- **Objective**: Output all the entries word for word. Omit the pictures.

- **Material provided**:
--*--
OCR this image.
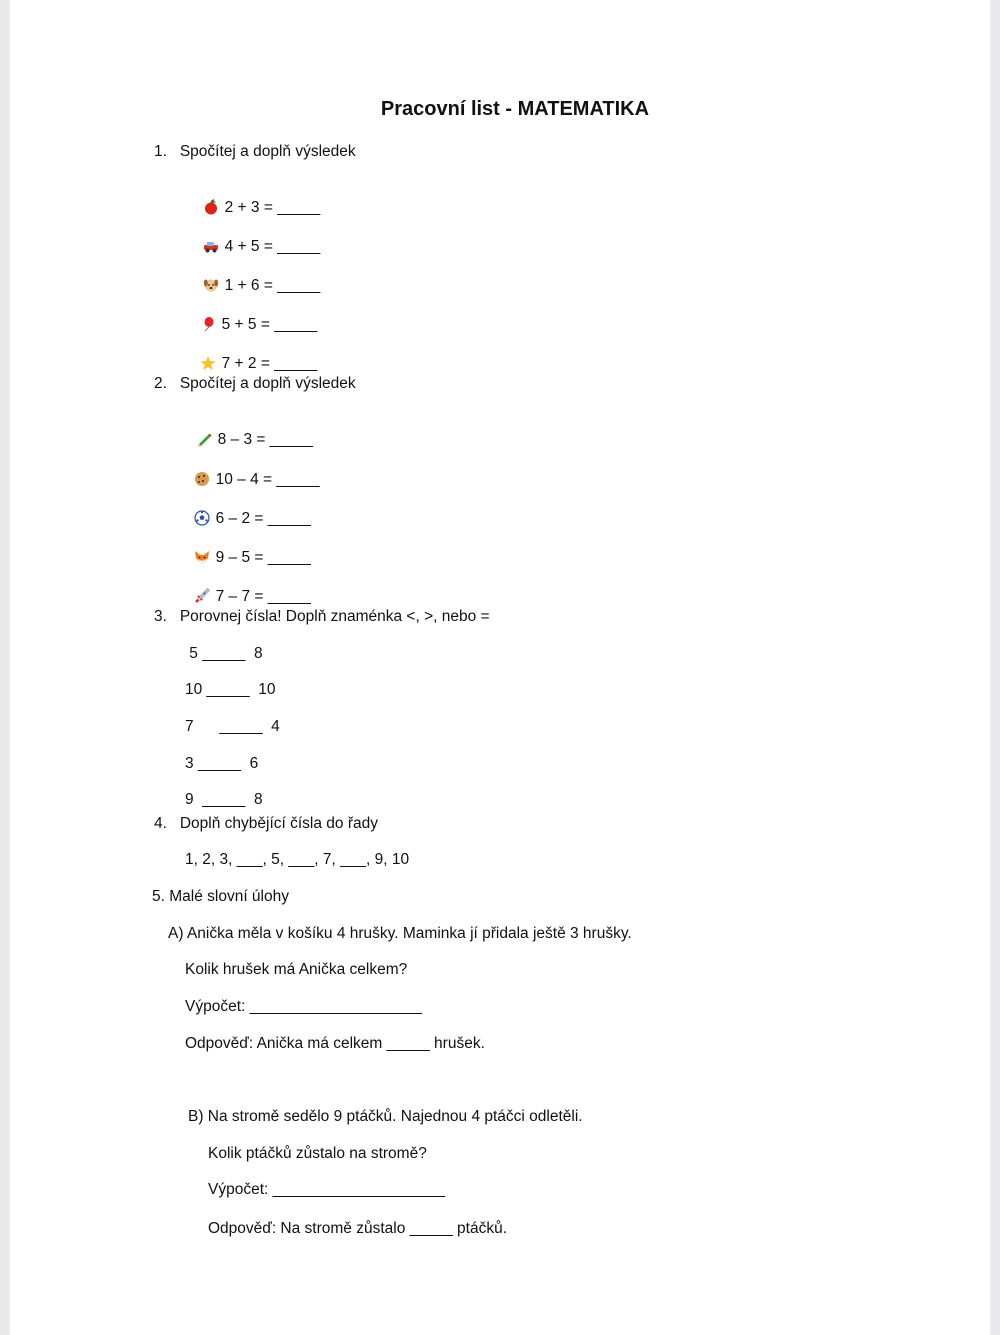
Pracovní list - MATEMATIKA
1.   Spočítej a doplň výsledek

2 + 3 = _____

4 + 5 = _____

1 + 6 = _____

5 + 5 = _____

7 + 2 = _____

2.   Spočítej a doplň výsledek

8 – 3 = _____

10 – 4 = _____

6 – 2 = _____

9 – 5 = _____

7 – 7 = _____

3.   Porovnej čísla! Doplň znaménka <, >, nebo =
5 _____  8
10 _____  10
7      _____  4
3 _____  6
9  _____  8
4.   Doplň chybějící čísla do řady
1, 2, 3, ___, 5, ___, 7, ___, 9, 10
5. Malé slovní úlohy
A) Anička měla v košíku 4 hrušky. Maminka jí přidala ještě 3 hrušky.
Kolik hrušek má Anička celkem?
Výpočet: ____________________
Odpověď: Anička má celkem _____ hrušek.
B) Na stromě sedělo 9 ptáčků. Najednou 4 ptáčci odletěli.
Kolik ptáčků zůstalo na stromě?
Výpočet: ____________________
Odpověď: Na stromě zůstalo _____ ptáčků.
--*--
- **Full output**:
OCR this image.
Pracovní list - MATEMATIKA
1.   Spočítej a doplň výsledek

2 + 3 = _____

4 + 5 = _____

1 + 6 = _____

5 + 5 = _____

7 + 2 = _____

2.   Spočítej a doplň výsledek

8 – 3 = _____

10 – 4 = _____

6 – 2 = _____

9 – 5 = _____

7 – 7 = _____

3.   Porovnej čísla! Doplň znaménka <, >, nebo =
5 _____  8
10 _____  10
7      _____  4
3 _____  6
9  _____  8
4.   Doplň chybějící čísla do řady
1, 2, 3, ___, 5, ___, 7, ___, 9, 10
5. Malé slovní úlohy
A) Anička měla v košíku 4 hrušky. Maminka jí přidala ještě 3 hrušky.
Kolik hrušek má Anička celkem?
Výpočet: ____________________
Odpověď: Anička má celkem _____ hrušek.
B) Na stromě sedělo 9 ptáčků. Najednou 4 ptáčci odletěli.
Kolik ptáčků zůstalo na stromě?
Výpočet: ____________________
Odpověď: Na stromě zůstalo _____ ptáčků.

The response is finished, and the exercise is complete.